WHAT THE EXERCISE ASKS — Show all lines from the data that include the word "время".

INPUT MATERIAL —
--------------------------------

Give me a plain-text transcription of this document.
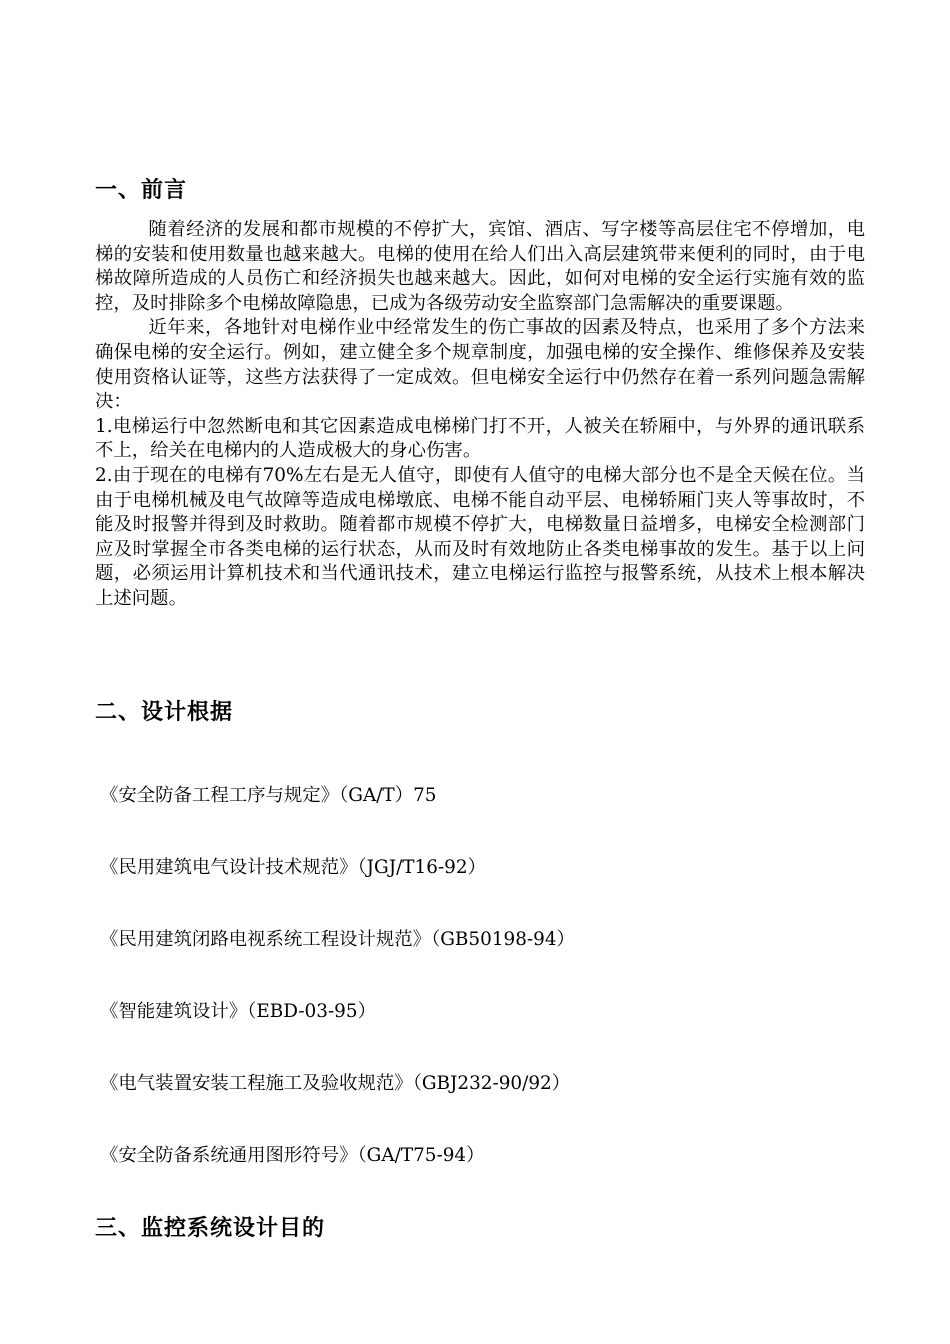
一、前言

随着经济的发展和都市规模的不停扩大，宾馆、酒店、写字楼等高层住宅不停增加，电梯的安装和使用数量也越来越大。电梯的使用在给人们出入高层建筑带来便利的同时，由于电梯故障所造成的人员伤亡和经济损失也越来越大。因此，如何对电梯的安全运行实施有效的监控，及时排除多个电梯故障隐患，已成为各级劳动安全监察部门急需解决的重要课题。

近年来，各地针对电梯作业中经常发生的伤亡事故的因素及特点，也采用了多个方法来确保电梯的安全运行。例如，建立健全多个规章制度，加强电梯的安全操作、维修保养及安装使用资格认证等，这些方法获得了一定成效。但电梯安全运行中仍然存在着一系列问题急需解决：

1.电梯运行中忽然断电和其它因素造成电梯梯门打不开，人被关在轿厢中，与外界的通讯联系不上，给关在电梯内的人造成极大的身心伤害。

2.由于现在的电梯有70%左右是无人值守，即使有人值守的电梯大部分也不是全天候在位。当由于电梯机械及电气故障等造成电梯墩底、电梯不能自动平层、电梯轿厢门夹人等事故时，不能及时报警并得到及时救助。随着都市规模不停扩大，电梯数量日益增多，电梯安全检测部门应及时掌握全市各类电梯的运行状态，从而及时有效地防止各类电梯事故的发生。基于以上问题，必须运用计算机技术和当代通讯技术，建立电梯运行监控与报警系统，从技术上根本解决上述问题。

二、设计根据
《安全防备工程工序与规定》（GA/T）75
《民用建筑电气设计技术规范》（JGJ/T16-92）
《民用建筑闭路电视系统工程设计规范》（GB50198-94）
《智能建筑设计》（EBD-03-95）
《电气装置安装工程施工及验收规范》（GBJ232-90/92）
《安全防备系统通用图形符号》（GA/T75-94）
三、监控系统设计目的
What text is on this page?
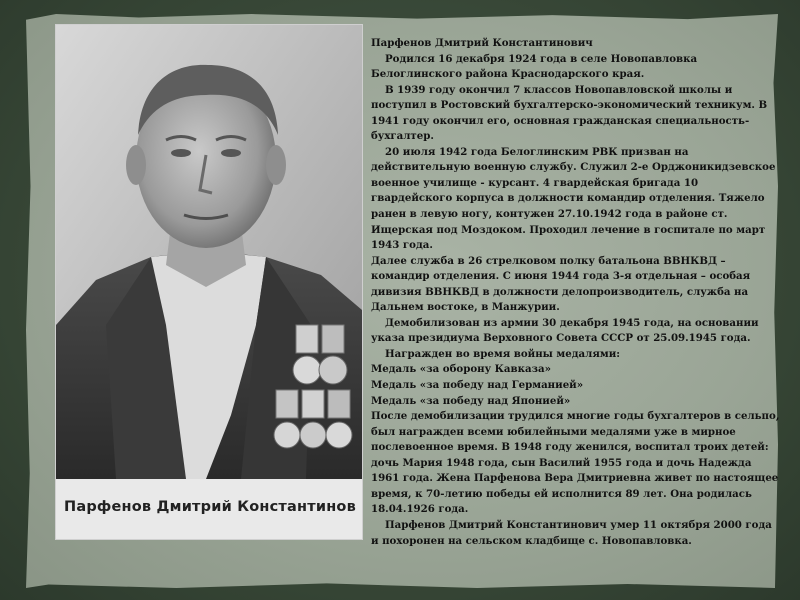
Парфенов Дмитрий Константинов

Парфенов Дмитрий Константинович

Родился 16 декабря 1924 года в селе Новопавловка Белоглинского района Краснодарского края.

В 1939 году окончил 7 классов Новопавловской школы и поступил в Ростовский бухгалтерско-экономический техникум. В 1941 году окончил его, основная гражданская специальность- бухгалтер.

20 июля 1942 года Белоглинским РВК призван на действительную военную службу. Служил 2-е Орджоникидзевское военное училище - курсант. 4 гвардейская бригада 10 гвардейского корпуса в должности командир отделения. Тяжело ранен в левую ногу, контужен 27.10.1942 года в районе ст. Ищерская под Моздоком. Проходил лечение в госпитале по март 1943 года.

Далее служба в 26 стрелковом полку батальона ВВНКВД – командир отделения. С июня 1944 года 3-я отдельная – особая дивизия ВВНКВД в должности делопроизводитель, служба на Дальнем востоке, в Манжурии.

Демобилизован из армии 30 декабря 1945 года, на основании указа президиума Верховного Совета СССР от 25.09.1945 года.

Награжден во время войны медалями:

Медаль «за оборону Кавказа»

Медаль «за победу над Германией»

Медаль «за победу над Японией»

После демобилизации трудился многие годы бухгалтеров в сельпо, был награжден всеми юбилейными медалями уже в мирное послевоенное время. В 1948 году женился, воспитал троих детей: дочь Мария 1948 года, сын Василий 1955 года и дочь Надежда 1961 года. Жена Парфенова Вера Дмитриевна живет по настоящее время, к 70-летию победы ей исполнится 89 лет. Она родилась 18.04.1926 года.

Парфенов Дмитрий Константинович умер 11 октября 2000 года и похоронен на сельском кладбище с. Новопавловка.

--------------------------------

TASK RESULT —
Награжден во время войны медалями:
После демобилизации трудился многие годы бухгалтеров в сельпо, был награжден всеми юбилейными медалями уже в мирное послевоенное время. В 1948 году женился, воспитал троих детей: дочь Мария 1948 года, сын Василий 1955 года и дочь Надежда 1961 года. Жена Парфенова Вера Дмитриевна живет по настоящее время, к 70-летию победы ей исполнится 89 лет. Она родилась 18.04.1926 года.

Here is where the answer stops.